--- begin ENTRIES SHOWN ---

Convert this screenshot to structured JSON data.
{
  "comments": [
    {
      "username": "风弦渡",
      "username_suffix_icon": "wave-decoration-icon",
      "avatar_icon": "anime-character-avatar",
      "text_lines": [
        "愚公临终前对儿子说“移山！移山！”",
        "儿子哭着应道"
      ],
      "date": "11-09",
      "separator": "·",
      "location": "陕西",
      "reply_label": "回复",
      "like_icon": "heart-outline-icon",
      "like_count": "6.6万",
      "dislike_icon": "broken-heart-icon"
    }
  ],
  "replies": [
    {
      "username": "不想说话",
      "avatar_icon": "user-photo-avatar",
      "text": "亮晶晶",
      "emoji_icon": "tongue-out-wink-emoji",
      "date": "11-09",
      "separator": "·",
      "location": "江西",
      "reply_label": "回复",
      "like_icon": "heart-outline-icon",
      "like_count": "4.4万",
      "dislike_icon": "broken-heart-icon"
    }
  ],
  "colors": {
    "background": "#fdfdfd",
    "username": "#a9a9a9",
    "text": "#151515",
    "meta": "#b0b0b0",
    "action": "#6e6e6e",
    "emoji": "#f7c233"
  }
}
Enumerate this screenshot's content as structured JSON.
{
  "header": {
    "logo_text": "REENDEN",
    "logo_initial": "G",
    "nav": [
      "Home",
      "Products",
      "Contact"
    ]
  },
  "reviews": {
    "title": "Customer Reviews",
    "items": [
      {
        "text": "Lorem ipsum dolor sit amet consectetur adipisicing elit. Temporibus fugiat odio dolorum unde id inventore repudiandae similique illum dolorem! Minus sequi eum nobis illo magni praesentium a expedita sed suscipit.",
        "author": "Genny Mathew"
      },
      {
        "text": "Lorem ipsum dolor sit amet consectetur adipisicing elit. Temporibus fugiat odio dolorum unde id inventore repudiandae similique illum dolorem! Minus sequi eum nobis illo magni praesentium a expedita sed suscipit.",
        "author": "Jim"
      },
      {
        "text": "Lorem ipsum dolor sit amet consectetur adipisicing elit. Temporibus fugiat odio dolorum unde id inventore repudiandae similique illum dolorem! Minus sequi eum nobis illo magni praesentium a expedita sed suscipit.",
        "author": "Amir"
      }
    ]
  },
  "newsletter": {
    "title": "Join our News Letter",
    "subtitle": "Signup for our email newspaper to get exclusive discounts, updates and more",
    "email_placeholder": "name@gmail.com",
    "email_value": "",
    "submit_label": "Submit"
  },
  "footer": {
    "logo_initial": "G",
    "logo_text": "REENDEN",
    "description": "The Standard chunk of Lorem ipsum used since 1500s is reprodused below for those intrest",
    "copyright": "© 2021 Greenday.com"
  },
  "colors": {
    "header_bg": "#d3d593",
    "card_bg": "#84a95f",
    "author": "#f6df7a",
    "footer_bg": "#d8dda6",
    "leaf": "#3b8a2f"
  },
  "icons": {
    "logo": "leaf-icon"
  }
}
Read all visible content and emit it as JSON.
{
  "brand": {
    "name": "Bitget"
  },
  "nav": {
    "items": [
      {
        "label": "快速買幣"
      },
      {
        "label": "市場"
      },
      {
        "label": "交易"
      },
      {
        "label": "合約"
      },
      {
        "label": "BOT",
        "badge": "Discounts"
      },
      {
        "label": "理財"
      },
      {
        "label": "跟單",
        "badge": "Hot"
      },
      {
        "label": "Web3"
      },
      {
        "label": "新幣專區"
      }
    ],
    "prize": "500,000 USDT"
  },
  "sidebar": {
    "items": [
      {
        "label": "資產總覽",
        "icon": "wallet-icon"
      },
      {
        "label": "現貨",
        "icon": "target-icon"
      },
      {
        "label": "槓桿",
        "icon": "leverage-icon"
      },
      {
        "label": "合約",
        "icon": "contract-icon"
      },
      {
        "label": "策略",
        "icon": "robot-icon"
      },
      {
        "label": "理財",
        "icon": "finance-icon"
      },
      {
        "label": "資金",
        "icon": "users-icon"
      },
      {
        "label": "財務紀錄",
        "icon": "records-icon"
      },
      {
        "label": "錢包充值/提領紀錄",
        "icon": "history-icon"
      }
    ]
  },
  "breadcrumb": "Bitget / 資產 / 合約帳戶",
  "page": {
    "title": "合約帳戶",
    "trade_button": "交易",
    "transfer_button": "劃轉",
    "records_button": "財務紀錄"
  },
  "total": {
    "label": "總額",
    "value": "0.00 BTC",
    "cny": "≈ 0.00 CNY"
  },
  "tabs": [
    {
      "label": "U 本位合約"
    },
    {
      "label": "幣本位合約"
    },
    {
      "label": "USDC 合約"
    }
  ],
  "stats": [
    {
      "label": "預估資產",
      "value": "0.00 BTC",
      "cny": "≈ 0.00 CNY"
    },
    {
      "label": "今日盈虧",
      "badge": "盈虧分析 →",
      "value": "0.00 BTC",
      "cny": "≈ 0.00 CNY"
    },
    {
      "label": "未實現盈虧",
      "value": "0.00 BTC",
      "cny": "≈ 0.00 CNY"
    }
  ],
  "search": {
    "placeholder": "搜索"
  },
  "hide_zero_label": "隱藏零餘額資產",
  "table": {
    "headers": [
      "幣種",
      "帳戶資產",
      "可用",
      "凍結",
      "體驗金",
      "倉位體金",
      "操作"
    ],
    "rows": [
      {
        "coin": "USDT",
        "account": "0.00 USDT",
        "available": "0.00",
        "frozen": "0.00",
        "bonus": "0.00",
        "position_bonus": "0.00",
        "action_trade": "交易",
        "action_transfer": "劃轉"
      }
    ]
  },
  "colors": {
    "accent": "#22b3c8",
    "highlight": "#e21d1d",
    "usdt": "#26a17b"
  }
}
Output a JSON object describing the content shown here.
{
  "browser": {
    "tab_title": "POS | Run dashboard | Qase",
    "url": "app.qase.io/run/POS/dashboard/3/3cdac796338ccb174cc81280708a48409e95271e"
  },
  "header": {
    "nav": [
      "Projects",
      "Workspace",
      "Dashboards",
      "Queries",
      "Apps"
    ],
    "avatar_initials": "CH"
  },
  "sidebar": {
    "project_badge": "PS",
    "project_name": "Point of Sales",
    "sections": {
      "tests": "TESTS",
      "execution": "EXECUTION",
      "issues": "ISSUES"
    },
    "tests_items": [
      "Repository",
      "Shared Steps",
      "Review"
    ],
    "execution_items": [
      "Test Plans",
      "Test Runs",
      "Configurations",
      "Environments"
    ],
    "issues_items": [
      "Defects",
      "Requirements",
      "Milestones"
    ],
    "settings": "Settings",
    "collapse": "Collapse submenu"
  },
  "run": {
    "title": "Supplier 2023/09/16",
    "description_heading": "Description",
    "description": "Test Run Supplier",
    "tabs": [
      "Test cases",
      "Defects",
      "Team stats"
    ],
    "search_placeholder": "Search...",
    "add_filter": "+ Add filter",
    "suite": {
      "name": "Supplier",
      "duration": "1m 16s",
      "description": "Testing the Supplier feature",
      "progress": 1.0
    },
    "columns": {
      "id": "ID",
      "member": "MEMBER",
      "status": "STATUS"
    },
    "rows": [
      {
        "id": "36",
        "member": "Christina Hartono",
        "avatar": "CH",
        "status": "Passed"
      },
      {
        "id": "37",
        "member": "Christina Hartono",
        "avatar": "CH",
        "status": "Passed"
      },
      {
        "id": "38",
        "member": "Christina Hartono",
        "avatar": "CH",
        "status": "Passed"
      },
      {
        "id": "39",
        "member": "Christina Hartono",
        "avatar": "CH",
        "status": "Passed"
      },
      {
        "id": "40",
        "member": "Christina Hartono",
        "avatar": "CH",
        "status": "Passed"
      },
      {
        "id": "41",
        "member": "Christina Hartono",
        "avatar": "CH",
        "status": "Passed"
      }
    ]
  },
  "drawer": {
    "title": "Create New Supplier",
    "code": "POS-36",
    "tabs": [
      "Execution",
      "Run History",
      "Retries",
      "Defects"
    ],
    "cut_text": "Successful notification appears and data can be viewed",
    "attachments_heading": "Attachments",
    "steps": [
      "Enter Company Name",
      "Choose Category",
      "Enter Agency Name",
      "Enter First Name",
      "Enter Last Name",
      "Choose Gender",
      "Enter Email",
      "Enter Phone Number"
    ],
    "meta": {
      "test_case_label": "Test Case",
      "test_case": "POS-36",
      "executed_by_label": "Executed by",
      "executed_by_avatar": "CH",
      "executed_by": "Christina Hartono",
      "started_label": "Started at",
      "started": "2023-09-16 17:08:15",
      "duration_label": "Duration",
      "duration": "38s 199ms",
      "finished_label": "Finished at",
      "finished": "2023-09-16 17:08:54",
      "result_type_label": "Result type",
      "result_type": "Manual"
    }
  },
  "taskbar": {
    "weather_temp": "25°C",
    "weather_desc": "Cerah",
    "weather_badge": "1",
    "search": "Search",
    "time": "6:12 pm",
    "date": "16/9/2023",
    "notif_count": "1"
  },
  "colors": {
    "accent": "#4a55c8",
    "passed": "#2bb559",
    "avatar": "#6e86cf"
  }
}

--- end ENTRIES SHOWN ---

- WORK TO DO:
Locate all lines that include the word "author" and copy them out.

- EXERCISE ANSWER:
        "author": "Genny Mathew"
        "author": "Jim"
        "author": "Amir"
    "author": "#f6df7a",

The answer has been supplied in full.